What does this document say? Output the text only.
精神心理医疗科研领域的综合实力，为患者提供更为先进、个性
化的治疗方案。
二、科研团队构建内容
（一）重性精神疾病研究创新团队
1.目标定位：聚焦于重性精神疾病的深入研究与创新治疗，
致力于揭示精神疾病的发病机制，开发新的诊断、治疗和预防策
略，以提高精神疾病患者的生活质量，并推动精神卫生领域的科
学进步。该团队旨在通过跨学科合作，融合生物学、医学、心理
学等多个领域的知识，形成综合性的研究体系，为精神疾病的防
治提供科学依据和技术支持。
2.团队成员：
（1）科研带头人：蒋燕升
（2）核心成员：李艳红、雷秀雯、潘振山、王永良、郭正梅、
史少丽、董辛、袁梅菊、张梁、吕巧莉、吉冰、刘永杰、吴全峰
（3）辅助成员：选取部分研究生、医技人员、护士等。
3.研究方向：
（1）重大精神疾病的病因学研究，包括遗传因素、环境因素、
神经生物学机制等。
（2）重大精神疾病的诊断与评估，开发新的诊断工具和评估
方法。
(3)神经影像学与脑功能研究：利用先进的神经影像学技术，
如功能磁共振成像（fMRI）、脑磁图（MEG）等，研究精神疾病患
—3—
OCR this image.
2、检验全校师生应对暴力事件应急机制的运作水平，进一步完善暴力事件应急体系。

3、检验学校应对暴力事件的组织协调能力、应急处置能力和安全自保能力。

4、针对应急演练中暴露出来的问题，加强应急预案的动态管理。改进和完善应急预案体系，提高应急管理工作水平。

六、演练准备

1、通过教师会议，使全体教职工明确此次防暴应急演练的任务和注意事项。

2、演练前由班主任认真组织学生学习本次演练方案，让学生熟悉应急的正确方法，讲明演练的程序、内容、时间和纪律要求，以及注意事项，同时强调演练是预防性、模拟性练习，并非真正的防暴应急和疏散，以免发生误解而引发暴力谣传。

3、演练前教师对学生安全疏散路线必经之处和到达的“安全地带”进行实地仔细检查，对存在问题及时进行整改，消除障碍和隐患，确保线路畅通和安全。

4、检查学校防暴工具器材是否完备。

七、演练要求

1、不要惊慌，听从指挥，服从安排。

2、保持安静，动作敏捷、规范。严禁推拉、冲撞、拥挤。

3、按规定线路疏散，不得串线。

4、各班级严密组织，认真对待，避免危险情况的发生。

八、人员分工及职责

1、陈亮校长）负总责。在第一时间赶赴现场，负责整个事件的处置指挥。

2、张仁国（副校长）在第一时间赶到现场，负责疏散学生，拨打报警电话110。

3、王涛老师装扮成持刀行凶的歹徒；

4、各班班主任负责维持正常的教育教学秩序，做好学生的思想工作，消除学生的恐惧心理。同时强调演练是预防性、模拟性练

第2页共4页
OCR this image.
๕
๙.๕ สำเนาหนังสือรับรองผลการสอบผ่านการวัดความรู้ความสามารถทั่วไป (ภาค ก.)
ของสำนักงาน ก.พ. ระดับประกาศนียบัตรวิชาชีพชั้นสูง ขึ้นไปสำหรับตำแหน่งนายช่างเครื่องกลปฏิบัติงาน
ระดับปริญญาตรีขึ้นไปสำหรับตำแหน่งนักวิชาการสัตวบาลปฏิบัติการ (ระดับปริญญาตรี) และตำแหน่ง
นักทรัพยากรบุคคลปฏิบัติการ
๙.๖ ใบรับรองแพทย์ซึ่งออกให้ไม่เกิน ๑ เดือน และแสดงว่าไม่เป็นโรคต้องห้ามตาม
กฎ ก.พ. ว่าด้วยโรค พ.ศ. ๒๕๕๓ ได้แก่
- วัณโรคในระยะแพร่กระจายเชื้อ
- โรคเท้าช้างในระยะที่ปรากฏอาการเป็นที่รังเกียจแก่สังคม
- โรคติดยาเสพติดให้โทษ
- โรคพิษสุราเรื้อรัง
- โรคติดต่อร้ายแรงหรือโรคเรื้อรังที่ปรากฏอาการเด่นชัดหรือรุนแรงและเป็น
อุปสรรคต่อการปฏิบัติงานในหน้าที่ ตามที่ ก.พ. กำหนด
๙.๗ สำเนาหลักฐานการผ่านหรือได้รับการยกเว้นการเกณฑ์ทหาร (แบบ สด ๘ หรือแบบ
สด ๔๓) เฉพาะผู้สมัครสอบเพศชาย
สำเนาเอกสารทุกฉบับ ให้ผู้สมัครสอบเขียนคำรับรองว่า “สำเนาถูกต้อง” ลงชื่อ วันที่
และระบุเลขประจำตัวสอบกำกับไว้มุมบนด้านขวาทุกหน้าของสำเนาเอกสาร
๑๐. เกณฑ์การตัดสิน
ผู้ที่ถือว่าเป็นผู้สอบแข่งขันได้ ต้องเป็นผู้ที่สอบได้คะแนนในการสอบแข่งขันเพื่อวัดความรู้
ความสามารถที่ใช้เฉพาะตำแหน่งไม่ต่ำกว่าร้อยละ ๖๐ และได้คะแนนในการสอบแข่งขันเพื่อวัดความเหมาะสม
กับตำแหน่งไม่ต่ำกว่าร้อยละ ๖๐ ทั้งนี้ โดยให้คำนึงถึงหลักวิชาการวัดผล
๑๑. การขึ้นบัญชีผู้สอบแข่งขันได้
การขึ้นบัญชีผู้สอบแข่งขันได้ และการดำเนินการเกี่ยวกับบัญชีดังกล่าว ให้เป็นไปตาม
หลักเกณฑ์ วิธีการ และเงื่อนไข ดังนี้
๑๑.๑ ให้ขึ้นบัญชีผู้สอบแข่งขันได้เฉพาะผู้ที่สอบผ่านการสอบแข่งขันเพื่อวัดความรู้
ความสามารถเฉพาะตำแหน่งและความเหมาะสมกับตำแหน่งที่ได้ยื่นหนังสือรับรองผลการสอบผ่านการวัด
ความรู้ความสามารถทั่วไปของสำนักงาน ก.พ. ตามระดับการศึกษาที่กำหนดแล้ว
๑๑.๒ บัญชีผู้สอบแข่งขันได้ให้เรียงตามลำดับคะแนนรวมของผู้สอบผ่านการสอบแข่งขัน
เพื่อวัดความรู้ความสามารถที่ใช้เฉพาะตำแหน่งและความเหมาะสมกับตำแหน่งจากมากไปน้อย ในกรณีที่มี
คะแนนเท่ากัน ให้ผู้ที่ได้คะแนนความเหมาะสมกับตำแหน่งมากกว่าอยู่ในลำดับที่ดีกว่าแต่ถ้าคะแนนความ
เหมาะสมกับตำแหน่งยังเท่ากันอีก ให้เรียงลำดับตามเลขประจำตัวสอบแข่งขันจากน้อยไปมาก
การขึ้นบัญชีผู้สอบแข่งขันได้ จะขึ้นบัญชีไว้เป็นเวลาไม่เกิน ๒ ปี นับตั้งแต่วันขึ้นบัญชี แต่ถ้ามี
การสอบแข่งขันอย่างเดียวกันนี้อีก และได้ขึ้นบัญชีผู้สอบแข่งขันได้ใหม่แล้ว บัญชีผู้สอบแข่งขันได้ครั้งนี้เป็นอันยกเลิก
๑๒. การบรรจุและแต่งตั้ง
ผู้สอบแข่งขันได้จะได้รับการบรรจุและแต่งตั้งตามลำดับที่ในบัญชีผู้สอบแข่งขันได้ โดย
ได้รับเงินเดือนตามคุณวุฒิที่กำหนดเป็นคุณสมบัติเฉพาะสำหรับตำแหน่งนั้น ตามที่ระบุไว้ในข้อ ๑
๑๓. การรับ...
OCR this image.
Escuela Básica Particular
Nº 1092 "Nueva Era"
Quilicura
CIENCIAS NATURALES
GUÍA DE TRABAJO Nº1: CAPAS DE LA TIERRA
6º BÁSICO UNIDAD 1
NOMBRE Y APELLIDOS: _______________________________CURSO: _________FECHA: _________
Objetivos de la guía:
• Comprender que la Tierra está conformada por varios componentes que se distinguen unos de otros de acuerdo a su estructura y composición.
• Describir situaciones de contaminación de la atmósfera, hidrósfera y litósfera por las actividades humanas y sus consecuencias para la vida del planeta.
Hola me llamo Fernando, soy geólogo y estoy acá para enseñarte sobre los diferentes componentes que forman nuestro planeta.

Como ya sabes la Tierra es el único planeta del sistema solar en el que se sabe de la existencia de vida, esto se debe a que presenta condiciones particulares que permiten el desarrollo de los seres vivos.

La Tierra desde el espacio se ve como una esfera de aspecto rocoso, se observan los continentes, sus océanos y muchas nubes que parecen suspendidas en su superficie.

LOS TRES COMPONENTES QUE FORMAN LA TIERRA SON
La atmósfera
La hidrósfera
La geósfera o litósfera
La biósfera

══════════

■ Given problem: In the entries above, count each line holding "planeta" and report the total and nothing more.

■ Reply to the exercise: 3